- **YOUR INSTRUCTIONS**
Return the records exactly as they are.

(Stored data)
__________________________________________________

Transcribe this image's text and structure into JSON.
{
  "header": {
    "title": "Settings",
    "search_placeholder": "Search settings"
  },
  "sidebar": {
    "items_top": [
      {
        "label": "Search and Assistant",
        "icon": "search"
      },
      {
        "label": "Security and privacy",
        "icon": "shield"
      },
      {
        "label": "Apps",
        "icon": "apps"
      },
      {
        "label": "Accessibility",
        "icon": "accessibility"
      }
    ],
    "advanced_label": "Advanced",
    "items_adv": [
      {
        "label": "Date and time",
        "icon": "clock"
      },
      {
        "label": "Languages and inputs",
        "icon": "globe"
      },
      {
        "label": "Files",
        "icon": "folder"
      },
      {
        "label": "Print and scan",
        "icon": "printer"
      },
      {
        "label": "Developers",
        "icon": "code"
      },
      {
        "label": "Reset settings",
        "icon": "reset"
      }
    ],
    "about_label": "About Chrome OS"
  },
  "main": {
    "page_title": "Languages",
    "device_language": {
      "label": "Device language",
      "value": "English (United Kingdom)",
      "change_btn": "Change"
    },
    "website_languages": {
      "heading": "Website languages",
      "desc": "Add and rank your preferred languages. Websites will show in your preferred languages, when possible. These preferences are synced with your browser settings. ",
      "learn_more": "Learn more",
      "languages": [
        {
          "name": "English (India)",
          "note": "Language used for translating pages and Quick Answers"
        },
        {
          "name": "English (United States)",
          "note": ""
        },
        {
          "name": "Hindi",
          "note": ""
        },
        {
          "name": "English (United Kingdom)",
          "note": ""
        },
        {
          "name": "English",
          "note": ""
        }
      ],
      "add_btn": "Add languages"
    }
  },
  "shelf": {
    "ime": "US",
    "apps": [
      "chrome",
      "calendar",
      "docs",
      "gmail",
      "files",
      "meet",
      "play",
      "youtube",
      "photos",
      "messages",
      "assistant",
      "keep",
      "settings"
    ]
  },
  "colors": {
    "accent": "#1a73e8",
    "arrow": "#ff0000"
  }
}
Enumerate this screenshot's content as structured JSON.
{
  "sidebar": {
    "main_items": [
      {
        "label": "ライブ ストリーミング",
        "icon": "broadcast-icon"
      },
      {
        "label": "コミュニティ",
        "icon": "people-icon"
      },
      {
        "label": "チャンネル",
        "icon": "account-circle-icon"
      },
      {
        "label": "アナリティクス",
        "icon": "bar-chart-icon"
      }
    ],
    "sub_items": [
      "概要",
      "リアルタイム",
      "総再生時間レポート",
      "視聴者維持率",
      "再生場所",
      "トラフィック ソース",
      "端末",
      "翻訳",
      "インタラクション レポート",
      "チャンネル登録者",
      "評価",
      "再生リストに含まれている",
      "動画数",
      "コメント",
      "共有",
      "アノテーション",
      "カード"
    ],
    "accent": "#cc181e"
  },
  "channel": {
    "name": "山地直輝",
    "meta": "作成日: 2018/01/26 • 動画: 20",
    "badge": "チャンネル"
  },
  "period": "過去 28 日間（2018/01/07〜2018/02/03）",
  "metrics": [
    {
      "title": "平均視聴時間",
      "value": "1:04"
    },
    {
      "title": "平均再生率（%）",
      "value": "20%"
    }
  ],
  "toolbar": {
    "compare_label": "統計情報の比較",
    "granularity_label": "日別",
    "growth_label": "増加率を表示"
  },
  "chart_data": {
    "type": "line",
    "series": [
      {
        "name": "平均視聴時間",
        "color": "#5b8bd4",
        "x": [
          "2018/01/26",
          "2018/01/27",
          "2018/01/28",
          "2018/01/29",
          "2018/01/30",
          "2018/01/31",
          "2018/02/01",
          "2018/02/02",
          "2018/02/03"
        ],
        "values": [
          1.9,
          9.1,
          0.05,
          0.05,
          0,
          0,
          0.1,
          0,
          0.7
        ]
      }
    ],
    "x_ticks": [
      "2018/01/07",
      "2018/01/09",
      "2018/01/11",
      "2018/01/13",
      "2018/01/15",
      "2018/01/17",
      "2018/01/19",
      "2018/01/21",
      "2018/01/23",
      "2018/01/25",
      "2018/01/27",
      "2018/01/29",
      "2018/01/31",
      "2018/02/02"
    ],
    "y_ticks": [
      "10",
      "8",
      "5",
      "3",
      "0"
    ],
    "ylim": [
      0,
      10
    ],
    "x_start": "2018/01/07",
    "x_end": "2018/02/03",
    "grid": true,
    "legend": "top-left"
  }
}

__________________________________________________

- **REPLY**
Transcribe this image's text and structure into JSON.
{
  "header": {
    "title": "Settings",
    "search_placeholder": "Search settings"
  },
  "sidebar": {
    "items_top": [
      {
        "label": "Search and Assistant",
        "icon": "search"
      },
      {
        "label": "Security and privacy",
        "icon": "shield"
      },
      {
        "label": "Apps",
        "icon": "apps"
      },
      {
        "label": "Accessibility",
        "icon": "accessibility"
      }
    ],
    "advanced_label": "Advanced",
    "items_adv": [
      {
        "label": "Date and time",
        "icon": "clock"
      },
      {
        "label": "Languages and inputs",
        "icon": "globe"
      },
      {
        "label": "Files",
        "icon": "folder"
      },
      {
        "label": "Print and scan",
        "icon": "printer"
      },
      {
        "label": "Developers",
        "icon": "code"
      },
      {
        "label": "Reset settings",
        "icon": "reset"
      }
    ],
    "about_label": "About Chrome OS"
  },
  "main": {
    "page_title": "Languages",
    "device_language": {
      "label": "Device language",
      "value": "English (United Kingdom)",
      "change_btn": "Change"
    },
    "website_languages": {
      "heading": "Website languages",
      "desc": "Add and rank your preferred languages. Websites will show in your preferred languages, when possible. These preferences are synced with your browser settings. ",
      "learn_more": "Learn more",
      "languages": [
        {
          "name": "English (India)",
          "note": "Language used for translating pages and Quick Answers"
        },
        {
          "name": "English (United States)",
          "note": ""
        },
        {
          "name": "Hindi",
          "note": ""
        },
        {
          "name": "English (United Kingdom)",
          "note": ""
        },
        {
          "name": "English",
          "note": ""
        }
      ],
      "add_btn": "Add languages"
    }
  },
  "shelf": {
    "ime": "US",
    "apps": [
      "chrome",
      "calendar",
      "docs",
      "gmail",
      "files",
      "meet",
      "play",
      "youtube",
      "photos",
      "messages",
      "assistant",
      "keep",
      "settings"
    ]
  },
  "colors": {
    "accent": "#1a73e8",
    "arrow": "#ff0000"
  }
}
Enumerate this screenshot's content as structured JSON.
{
  "sidebar": {
    "main_items": [
      {
        "label": "ライブ ストリーミング",
        "icon": "broadcast-icon"
      },
      {
        "label": "コミュニティ",
        "icon": "people-icon"
      },
      {
        "label": "チャンネル",
        "icon": "account-circle-icon"
      },
      {
        "label": "アナリティクス",
        "icon": "bar-chart-icon"
      }
    ],
    "sub_items": [
      "概要",
      "リアルタイム",
      "総再生時間レポート",
      "視聴者維持率",
      "再生場所",
      "トラフィック ソース",
      "端末",
      "翻訳",
      "インタラクション レポート",
      "チャンネル登録者",
      "評価",
      "再生リストに含まれている",
      "動画数",
      "コメント",
      "共有",
      "アノテーション",
      "カード"
    ],
    "accent": "#cc181e"
  },
  "channel": {
    "name": "山地直輝",
    "meta": "作成日: 2018/01/26 • 動画: 20",
    "badge": "チャンネル"
  },
  "period": "過去 28 日間（2018/01/07〜2018/02/03）",
  "metrics": [
    {
      "title": "平均視聴時間",
      "value": "1:04"
    },
    {
      "title": "平均再生率（%）",
      "value": "20%"
    }
  ],
  "toolbar": {
    "compare_label": "統計情報の比較",
    "granularity_label": "日別",
    "growth_label": "増加率を表示"
  },
  "chart_data": {
    "type": "line",
    "series": [
      {
        "name": "平均視聴時間",
        "color": "#5b8bd4",
        "x": [
          "2018/01/26",
          "2018/01/27",
          "2018/01/28",
          "2018/01/29",
          "2018/01/30",
          "2018/01/31",
          "2018/02/01",
          "2018/02/02",
          "2018/02/03"
        ],
        "values": [
          1.9,
          9.1,
          0.05,
          0.05,
          0,
          0,
          0.1,
          0,
          0.7
        ]
      }
    ],
    "x_ticks": [
      "2018/01/07",
      "2018/01/09",
      "2018/01/11",
      "2018/01/13",
      "2018/01/15",
      "2018/01/17",
      "2018/01/19",
      "2018/01/21",
      "2018/01/23",
      "2018/01/25",
      "2018/01/27",
      "2018/01/29",
      "2018/01/31",
      "2018/02/02"
    ],
    "y_ticks": [
      "10",
      "8",
      "5",
      "3",
      "0"
    ],
    "ylim": [
      0,
      10
    ],
    "x_start": "2018/01/07",
    "x_end": "2018/02/03",
    "grid": true,
    "legend": "top-left"
  }
}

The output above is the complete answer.